• _Problem to solve_
Identify all lines of the data containing the string "value" and copy them.

• _Entries provided_
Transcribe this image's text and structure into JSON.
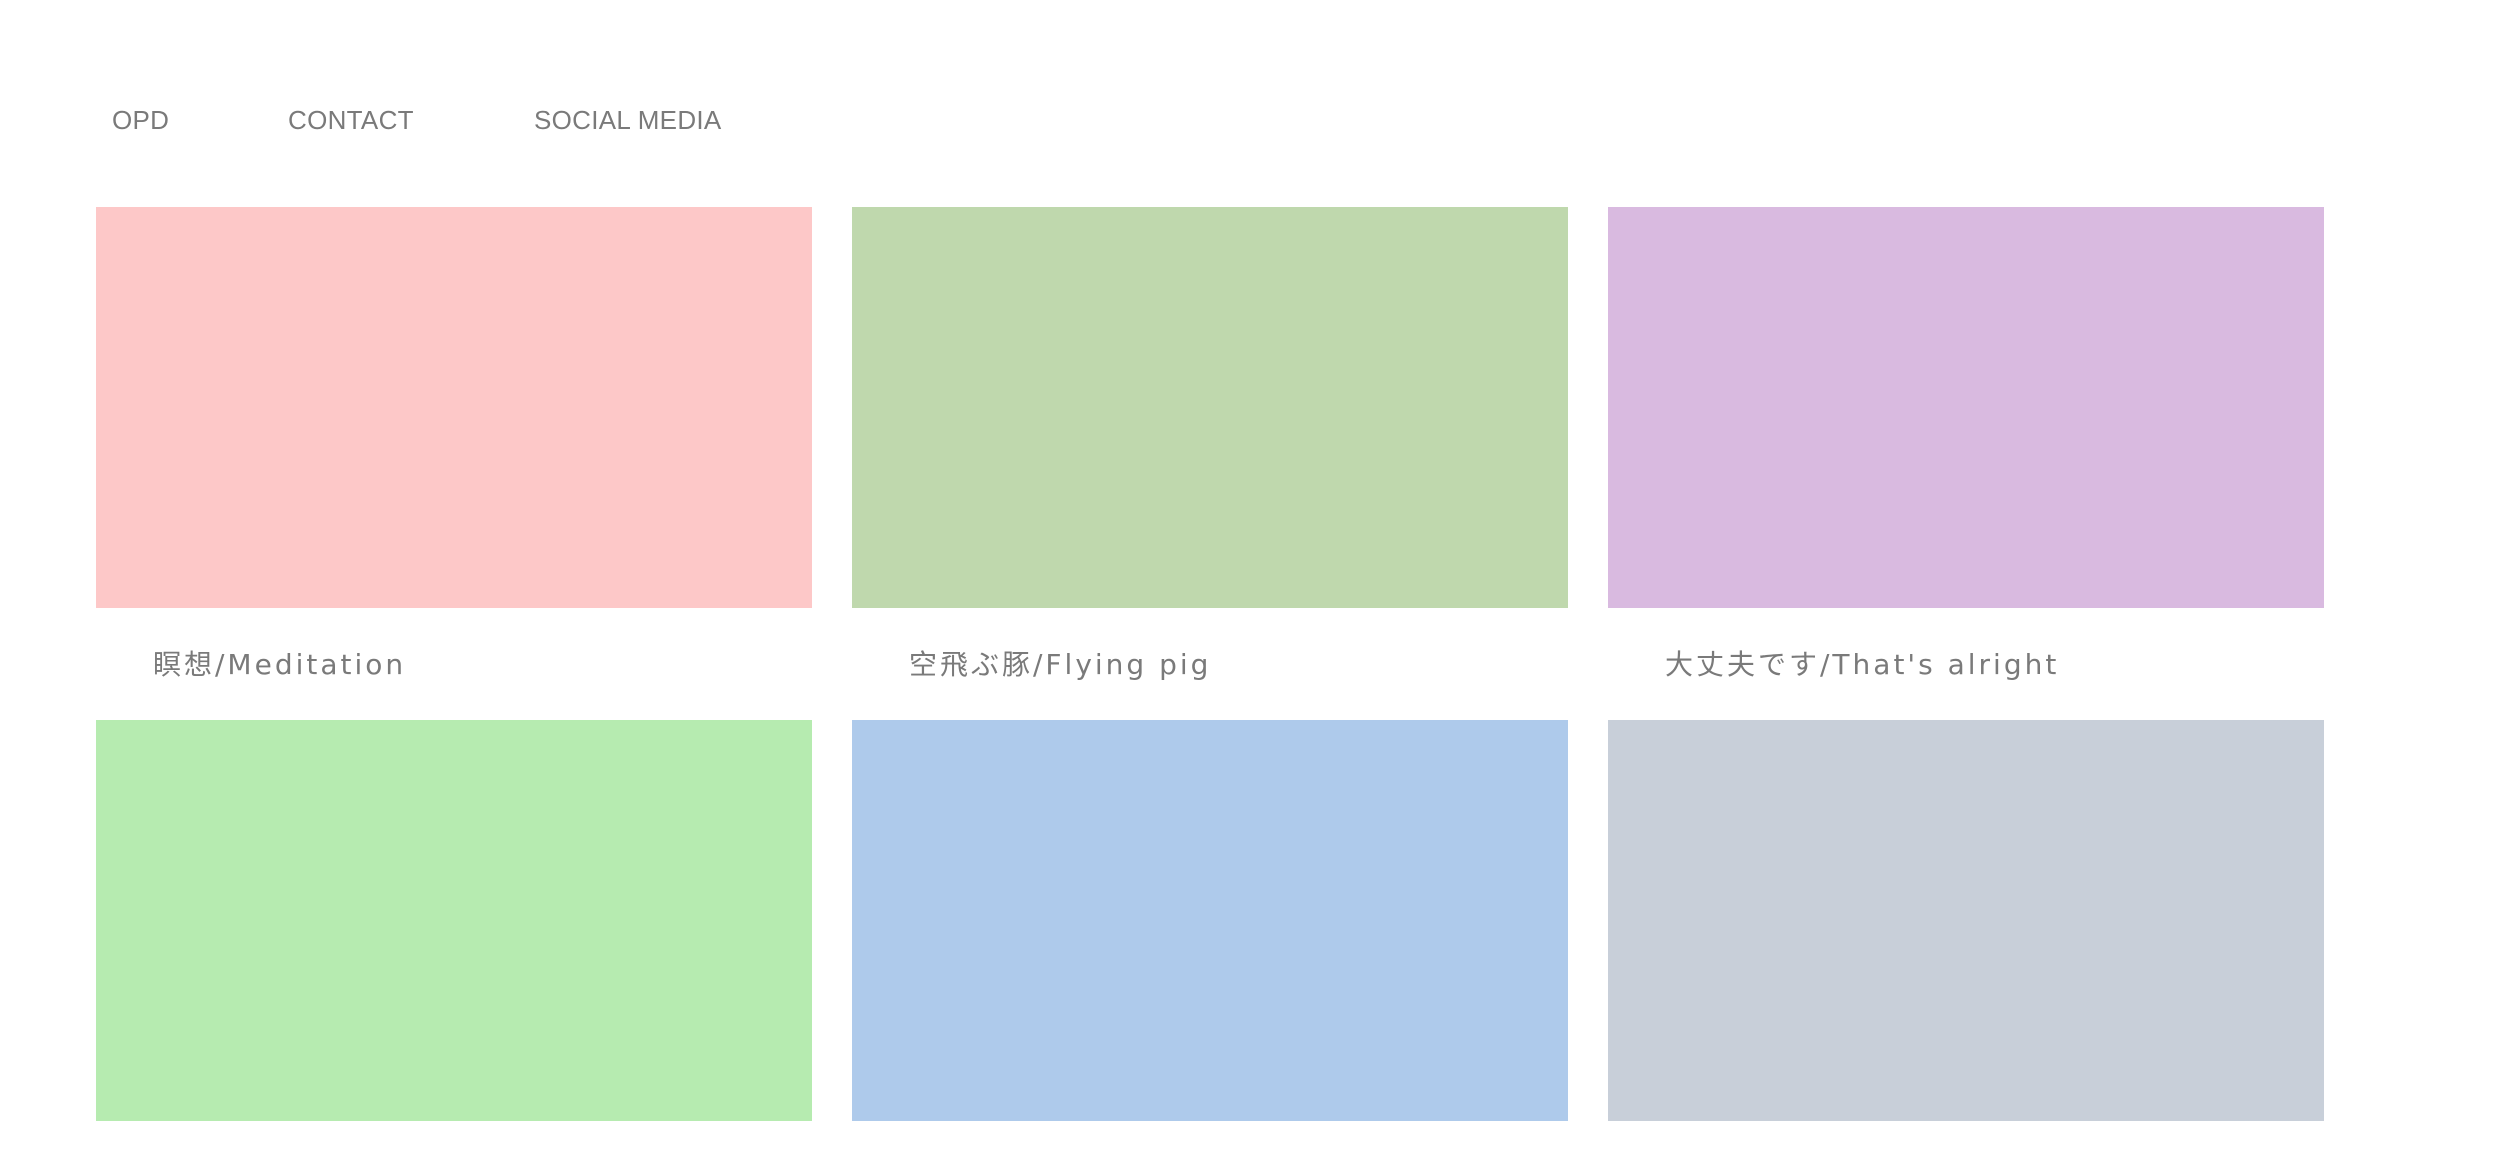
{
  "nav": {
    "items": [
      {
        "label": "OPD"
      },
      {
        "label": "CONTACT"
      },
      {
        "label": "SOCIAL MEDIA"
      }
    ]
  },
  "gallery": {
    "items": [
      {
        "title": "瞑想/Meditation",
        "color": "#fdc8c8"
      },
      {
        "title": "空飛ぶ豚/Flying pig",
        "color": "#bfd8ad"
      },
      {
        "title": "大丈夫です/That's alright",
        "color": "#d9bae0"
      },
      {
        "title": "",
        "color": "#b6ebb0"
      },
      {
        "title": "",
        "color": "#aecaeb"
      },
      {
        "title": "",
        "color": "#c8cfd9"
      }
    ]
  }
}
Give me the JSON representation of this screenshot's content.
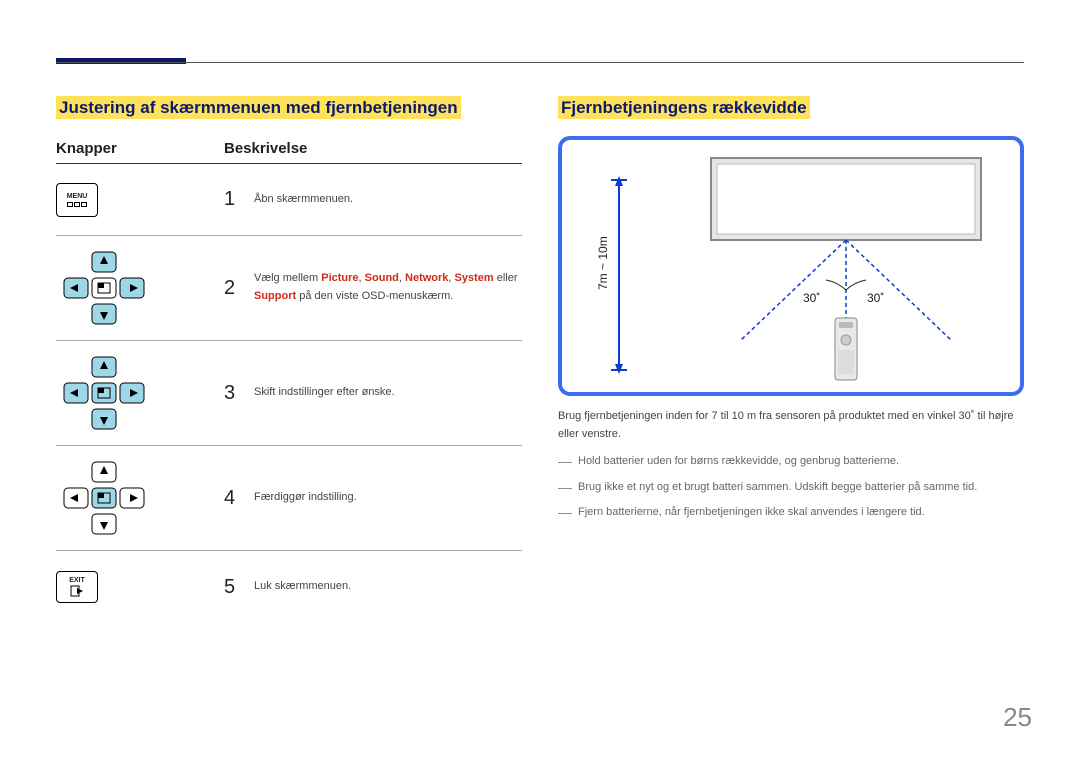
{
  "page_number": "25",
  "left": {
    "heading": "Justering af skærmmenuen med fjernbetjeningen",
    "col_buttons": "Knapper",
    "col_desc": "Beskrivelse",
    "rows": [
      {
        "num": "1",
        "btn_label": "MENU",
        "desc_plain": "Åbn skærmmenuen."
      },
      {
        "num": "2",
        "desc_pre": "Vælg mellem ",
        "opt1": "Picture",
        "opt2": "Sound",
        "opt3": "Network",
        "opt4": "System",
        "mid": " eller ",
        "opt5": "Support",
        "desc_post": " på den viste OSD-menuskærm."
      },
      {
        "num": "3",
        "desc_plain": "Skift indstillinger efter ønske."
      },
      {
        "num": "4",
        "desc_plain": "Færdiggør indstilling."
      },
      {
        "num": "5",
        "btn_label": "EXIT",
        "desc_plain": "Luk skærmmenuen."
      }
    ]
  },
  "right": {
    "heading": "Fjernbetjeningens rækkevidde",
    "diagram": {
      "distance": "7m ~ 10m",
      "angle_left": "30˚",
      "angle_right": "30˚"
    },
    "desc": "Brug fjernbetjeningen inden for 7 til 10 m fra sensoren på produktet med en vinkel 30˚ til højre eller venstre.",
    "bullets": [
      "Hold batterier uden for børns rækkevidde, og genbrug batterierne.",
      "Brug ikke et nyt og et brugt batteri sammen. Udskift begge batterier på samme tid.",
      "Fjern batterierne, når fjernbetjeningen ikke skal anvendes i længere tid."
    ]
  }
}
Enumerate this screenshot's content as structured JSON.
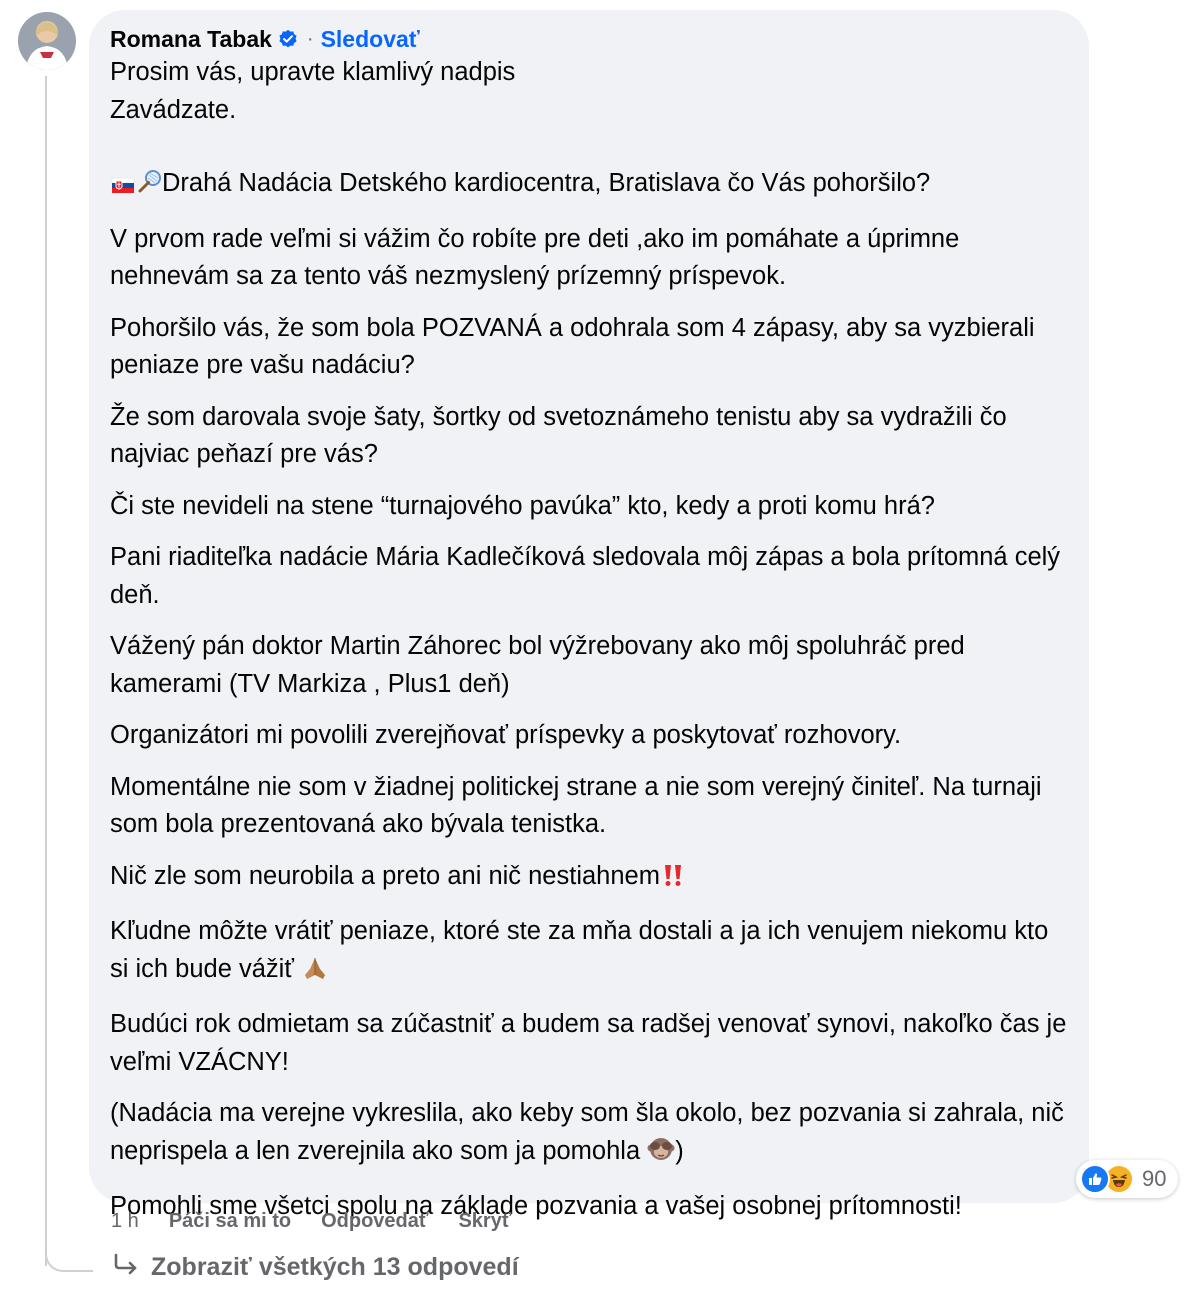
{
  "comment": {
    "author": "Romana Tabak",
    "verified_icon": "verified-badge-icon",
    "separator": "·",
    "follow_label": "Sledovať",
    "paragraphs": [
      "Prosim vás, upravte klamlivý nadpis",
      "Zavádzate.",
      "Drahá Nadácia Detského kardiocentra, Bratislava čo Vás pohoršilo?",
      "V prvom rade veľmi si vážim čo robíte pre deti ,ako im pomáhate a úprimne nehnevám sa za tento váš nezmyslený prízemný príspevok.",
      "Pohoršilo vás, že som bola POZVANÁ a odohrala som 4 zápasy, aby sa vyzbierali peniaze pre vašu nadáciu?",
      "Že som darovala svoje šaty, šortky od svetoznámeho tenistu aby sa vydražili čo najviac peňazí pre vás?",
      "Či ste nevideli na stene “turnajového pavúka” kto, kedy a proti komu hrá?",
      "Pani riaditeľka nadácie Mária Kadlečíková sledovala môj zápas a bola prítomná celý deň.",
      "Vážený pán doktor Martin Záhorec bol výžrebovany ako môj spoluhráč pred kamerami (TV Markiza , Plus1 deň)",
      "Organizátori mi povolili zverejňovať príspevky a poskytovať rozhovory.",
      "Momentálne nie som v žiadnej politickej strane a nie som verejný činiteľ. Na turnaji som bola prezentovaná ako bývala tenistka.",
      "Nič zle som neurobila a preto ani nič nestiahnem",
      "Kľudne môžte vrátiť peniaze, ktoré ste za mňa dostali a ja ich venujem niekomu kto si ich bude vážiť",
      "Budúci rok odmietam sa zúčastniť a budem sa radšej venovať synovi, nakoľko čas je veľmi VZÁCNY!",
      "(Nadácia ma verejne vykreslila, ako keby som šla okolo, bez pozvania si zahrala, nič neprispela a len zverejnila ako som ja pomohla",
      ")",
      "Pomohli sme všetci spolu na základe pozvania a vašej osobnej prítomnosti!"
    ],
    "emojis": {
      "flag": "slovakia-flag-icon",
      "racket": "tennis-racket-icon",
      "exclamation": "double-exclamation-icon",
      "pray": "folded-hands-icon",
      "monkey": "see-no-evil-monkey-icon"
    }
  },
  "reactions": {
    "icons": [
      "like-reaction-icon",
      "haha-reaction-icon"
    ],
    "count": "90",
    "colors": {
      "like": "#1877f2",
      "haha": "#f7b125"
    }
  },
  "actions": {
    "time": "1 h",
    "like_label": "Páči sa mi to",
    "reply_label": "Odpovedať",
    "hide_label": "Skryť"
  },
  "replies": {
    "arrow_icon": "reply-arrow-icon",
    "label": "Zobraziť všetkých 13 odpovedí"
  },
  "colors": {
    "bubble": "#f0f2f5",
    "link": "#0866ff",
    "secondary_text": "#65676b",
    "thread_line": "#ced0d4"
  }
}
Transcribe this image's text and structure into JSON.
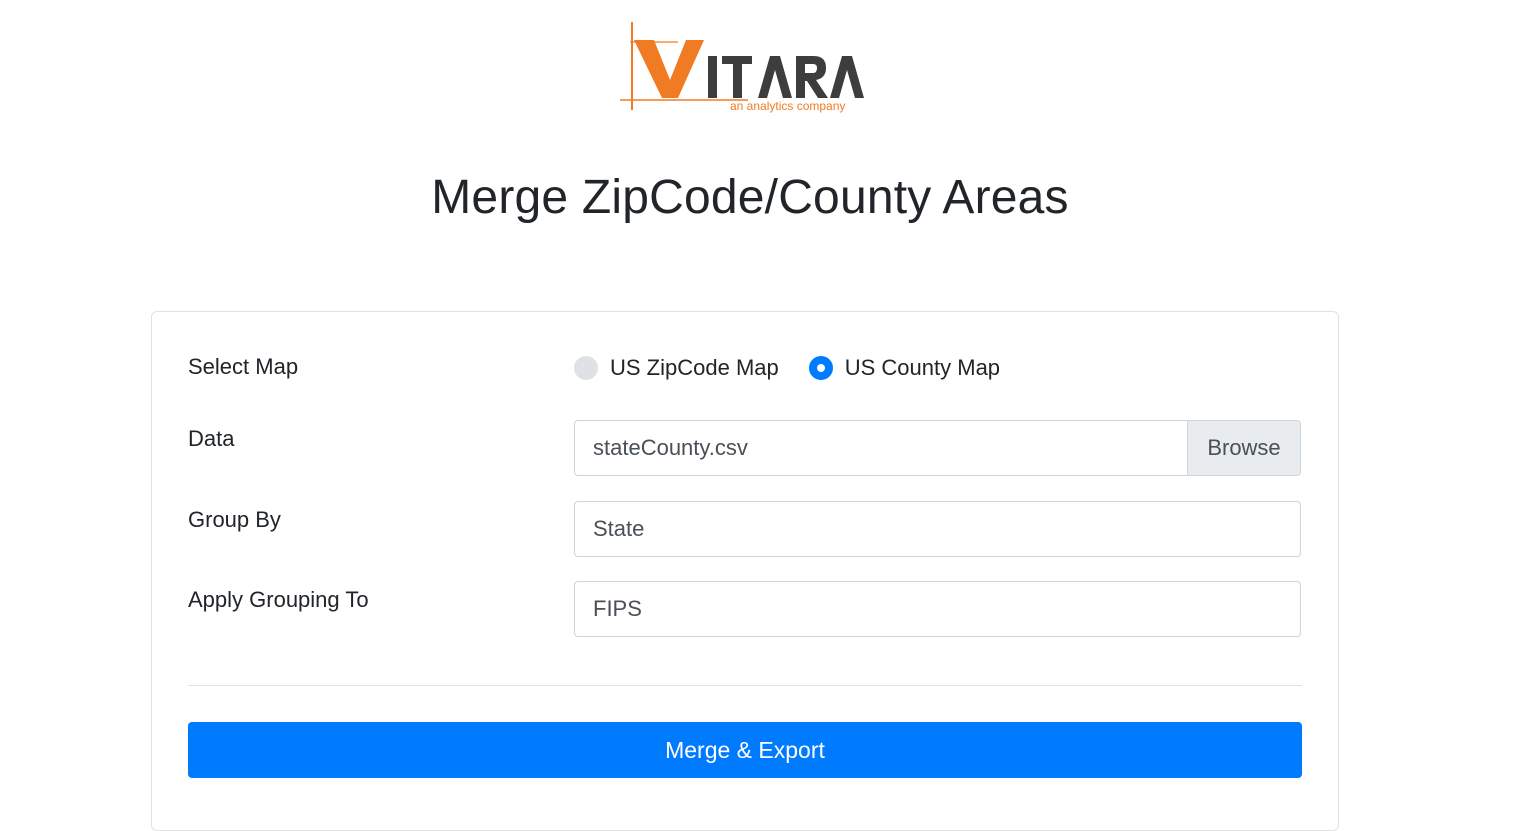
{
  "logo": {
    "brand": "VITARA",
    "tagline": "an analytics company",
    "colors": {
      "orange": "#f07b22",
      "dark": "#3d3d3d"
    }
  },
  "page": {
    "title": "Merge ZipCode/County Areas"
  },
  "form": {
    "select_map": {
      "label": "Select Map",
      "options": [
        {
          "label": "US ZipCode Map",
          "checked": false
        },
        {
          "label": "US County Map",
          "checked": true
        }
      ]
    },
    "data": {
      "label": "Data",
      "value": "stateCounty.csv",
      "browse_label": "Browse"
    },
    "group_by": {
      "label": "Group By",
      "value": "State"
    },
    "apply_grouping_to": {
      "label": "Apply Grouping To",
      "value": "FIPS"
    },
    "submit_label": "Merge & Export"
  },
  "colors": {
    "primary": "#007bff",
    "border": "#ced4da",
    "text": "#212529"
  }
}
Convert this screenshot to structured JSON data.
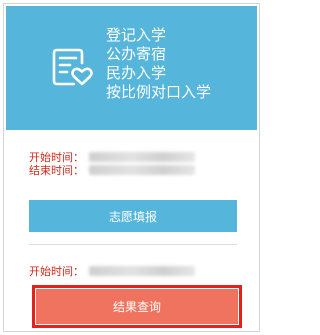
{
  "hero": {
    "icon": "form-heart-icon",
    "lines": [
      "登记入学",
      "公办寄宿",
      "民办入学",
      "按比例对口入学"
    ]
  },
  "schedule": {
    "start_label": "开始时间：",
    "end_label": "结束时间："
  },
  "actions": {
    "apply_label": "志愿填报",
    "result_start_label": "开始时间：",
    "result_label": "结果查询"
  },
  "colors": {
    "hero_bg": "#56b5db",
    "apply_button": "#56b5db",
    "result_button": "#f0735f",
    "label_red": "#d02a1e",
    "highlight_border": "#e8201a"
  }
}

• _Problem solution_
      "value": "stateCounty.csv",
      "value": "State"
      "value": "FIPS"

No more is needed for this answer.